Records from a dataset:
--- BEGIN ---
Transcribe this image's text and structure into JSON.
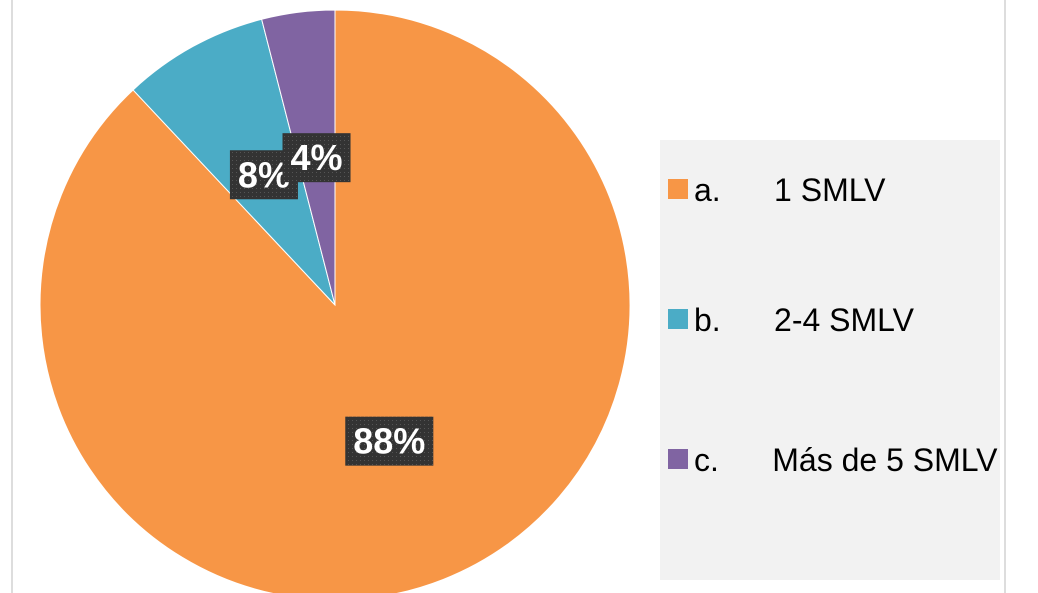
{
  "chart_data": {
    "type": "pie",
    "categories": [
      "a.      1 SMLV",
      "b.      2-4 SMLV",
      "c.      Más de 5 SMLV"
    ],
    "values": [
      88,
      8,
      4
    ],
    "value_labels": [
      "88%",
      "8%",
      "4%"
    ],
    "colors": [
      "#f79646",
      "#4bacc6",
      "#8064a2"
    ],
    "legend": "right"
  }
}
--- END ---
EXERCISE —
Repeat the records above exactly, leaving out any pictures they contain.

EXERCISE ANSWER —
Transcribe this image's text and structure into JSON.
{
  "chart_data": {
    "type": "pie",
    "categories": [
      "a.      1 SMLV",
      "b.      2-4 SMLV",
      "c.      Más de 5 SMLV"
    ],
    "values": [
      88,
      8,
      4
    ],
    "value_labels": [
      "88%",
      "8%",
      "4%"
    ],
    "colors": [
      "#f79646",
      "#4bacc6",
      "#8064a2"
    ],
    "legend": "right"
  }
}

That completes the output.